> Tasks to carry out:
**a)** Summarize the Succession review in two sentences.
**b)** Swap "components" for "elements" in the rows, starting at the line containing "List all visible" and ending at the last row, with everything else unchanged. Leave the pictures out of the result.
---------- Article
In the debut season of Succession, we follow the Roys, a sometimes humorous, sometimes dramatic mess of a family that is part The Trumps, part The Murdochs, and part The Rockefellers. Their patriarch, Logan, faces increasingly bad health after a stroke while his four adult children circle around him like hyenas, forced to suddenly fully confront what it means to be the ruling generation of their father’s billion-dollar media empire. For his part, Logan believes all four of them to be basically unfit to rule and seems to instead intend to simply live forever. And in terms of his assessments of his children’s competence, he’s probably basically correct.

His oldest son Connor is playing house with a prostitute he has paid to pretend to be his girlfriend and, hilariously, spends the finale pitching a possible presidential bid build solely on the idea that because he is rich, he is qualified. Logan’s second son, Kendall, who considers himself the heir apparent, is a recently recovered drug-addict unable to successfully overthrow his father even when Logan is at his weakest. The third son, Roman is a Gatsby-esque playboy who barely takes himself seriously, let alone could get anyone else to take him seriously. And Siobhan “Shiv” Roy is running from the family name as fast as she can, campaigning for Democratic presidential candidates. Incidentally, one of the best jokes in the series a joke that is never made – no character ever asks why on earth Siobhan’s childhood nickname is the name of a prison weapon It just seems like an obvious choice for this family.

The pacing of Succession’s first season is maddeningly realistic. Business and life don’t move in an inexorable march of dramatic rises towards a dramatic finale – it proceeds in lulls punctuated by surprises and crises. The show tends to go 20 minutes with dry, Veep-style satire of the hyper rich – until suddenly, one of them stages a business takeover, has a mental health breakdown, discovers a horrifying company-wide skeleton in the closet, or, well, (spoilers) kills someone. But through it all, the Roys are these dispassionate, calculating players in the corporate Game of Thrones. Not a one of them seems to really care who ends up with the company or what happens to it – so long as they continue to hold the power.
--------------------
---------- Provided records
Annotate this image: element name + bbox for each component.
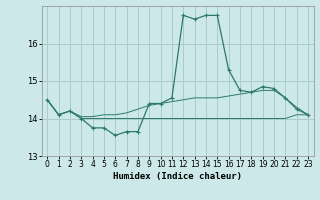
X-axis label: Humidex (Indice chaleur): Humidex (Indice chaleur) xyxy=(113,172,242,181)
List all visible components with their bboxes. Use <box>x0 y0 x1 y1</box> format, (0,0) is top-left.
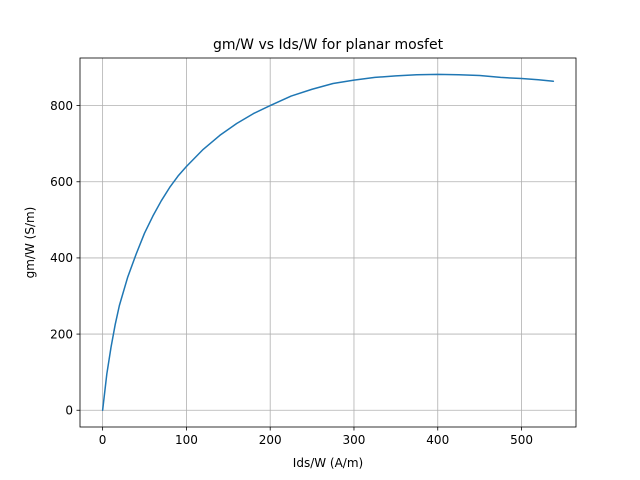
x-tick-label: 300 <box>343 433 366 447</box>
x-tick-label: 400 <box>426 433 449 447</box>
y-axis-label: gm/W (S/m) <box>23 207 37 279</box>
ticks: 0 100 200 300 400 500 0 200 400 600 800 <box>50 99 533 447</box>
y-tick-label: 200 <box>50 327 73 341</box>
x-tick-label: 200 <box>259 433 282 447</box>
y-tick-label: 600 <box>50 175 73 189</box>
x-axis-label: Ids/W (A/m) <box>293 456 363 470</box>
y-tick-label: 400 <box>50 251 73 265</box>
x-tick-label: 0 <box>99 433 107 447</box>
y-tick-label: 0 <box>65 404 73 418</box>
series-line <box>101 73 555 411</box>
grid <box>80 58 576 427</box>
series-layer <box>101 73 555 411</box>
plot-frame <box>79 57 577 428</box>
chart-title: gm/W vs Ids/W for planar mosfet <box>213 37 444 53</box>
x-tick-label: 100 <box>175 433 198 447</box>
x-tick-label: 500 <box>510 433 533 447</box>
y-tick-label: 800 <box>50 99 73 113</box>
--------------------
> Task responses:
**a)** The debut season of Succession follows the Roys: their patriarch Logan faces bad health after a stroke, and his four adult children circle him while he regards them all as unfit to rule the family's billion-dollar media empire. The pacing is realistic, with stretches of dry satire of the hyper rich broken by sudden crises, and the Roys act as calculating players who care only about keeping power.

**b)**
List all visible elements with their bboxes. Use <box>x0 y0 x1 y1</box> format, (0,0) is top-left.
x-tick-label: 300 <box>343 433 366 447</box>
x-tick-label: 400 <box>426 433 449 447</box>
y-axis-label: gm/W (S/m) <box>23 207 37 279</box>
ticks: 0 100 200 300 400 500 0 200 400 600 800 <box>50 99 533 447</box>
y-tick-label: 200 <box>50 327 73 341</box>
x-tick-label: 200 <box>259 433 282 447</box>
y-tick-label: 600 <box>50 175 73 189</box>
x-axis-label: Ids/W (A/m) <box>293 456 363 470</box>
y-tick-label: 400 <box>50 251 73 265</box>
x-tick-label: 0 <box>99 433 107 447</box>
y-tick-label: 0 <box>65 404 73 418</box>
series-line <box>101 73 555 411</box>
grid <box>80 58 576 427</box>
series-layer <box>101 73 555 411</box>
plot-frame <box>79 57 577 428</box>
chart-title: gm/W vs Ids/W for planar mosfet <box>213 37 444 53</box>
x-tick-label: 100 <box>175 433 198 447</box>
x-tick-label: 500 <box>510 433 533 447</box>
y-tick-label: 800 <box>50 99 73 113</box>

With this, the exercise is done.